Stored records:
(begin)

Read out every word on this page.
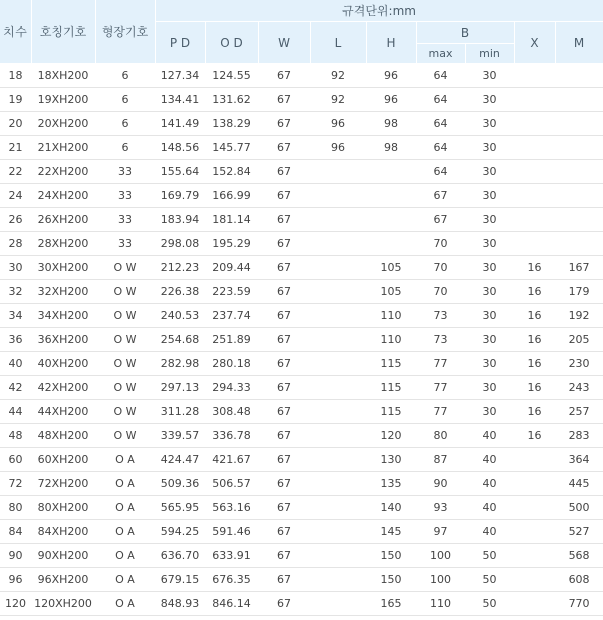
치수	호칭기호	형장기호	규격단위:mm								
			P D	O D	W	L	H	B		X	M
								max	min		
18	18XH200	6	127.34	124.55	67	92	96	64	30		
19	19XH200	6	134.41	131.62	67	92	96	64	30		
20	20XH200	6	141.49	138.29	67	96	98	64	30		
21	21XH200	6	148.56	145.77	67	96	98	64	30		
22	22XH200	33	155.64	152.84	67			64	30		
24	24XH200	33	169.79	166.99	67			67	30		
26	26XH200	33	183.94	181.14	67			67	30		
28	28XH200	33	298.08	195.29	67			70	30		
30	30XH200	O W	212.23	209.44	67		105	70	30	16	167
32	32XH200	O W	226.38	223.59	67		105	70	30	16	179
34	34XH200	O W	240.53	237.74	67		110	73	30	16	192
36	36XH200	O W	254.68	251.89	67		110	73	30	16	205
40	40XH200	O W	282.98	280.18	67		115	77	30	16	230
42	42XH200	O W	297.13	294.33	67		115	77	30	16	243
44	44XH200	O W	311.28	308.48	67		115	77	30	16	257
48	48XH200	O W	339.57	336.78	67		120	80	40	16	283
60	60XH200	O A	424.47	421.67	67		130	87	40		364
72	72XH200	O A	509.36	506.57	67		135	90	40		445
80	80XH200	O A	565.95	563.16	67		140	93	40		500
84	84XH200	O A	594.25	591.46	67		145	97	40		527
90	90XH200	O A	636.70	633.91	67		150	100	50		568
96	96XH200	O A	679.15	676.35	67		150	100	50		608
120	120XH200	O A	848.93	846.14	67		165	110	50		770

(end)
(begin)

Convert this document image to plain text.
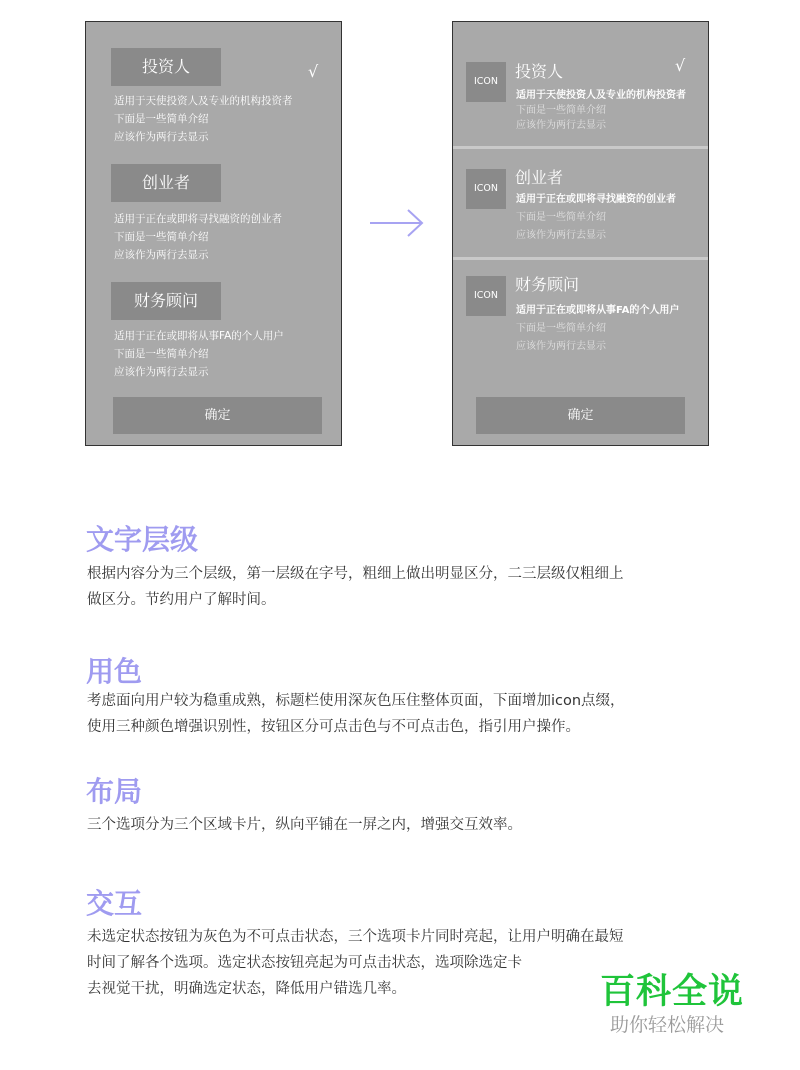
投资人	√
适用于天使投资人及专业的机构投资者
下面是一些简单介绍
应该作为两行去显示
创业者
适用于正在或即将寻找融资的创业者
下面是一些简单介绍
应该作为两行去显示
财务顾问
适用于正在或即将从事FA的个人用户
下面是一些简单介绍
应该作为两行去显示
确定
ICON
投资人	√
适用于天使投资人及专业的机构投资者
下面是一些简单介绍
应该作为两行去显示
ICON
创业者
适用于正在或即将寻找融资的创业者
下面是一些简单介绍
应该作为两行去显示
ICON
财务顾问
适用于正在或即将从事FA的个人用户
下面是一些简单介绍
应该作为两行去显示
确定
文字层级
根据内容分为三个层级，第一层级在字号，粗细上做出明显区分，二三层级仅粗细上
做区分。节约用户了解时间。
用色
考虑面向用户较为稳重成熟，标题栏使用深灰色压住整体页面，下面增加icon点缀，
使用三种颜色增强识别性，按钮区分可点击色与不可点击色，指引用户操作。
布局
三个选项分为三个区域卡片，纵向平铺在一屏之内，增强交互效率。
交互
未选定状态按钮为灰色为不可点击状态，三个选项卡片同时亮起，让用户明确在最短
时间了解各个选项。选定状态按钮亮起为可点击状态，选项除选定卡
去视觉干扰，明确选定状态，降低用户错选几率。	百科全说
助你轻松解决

(end)

▶ What you are asked to do
Show the lines where the word "this" appears in the entries.

▶ Expected answer
Read out every word on this page.
Convert this document image to plain text.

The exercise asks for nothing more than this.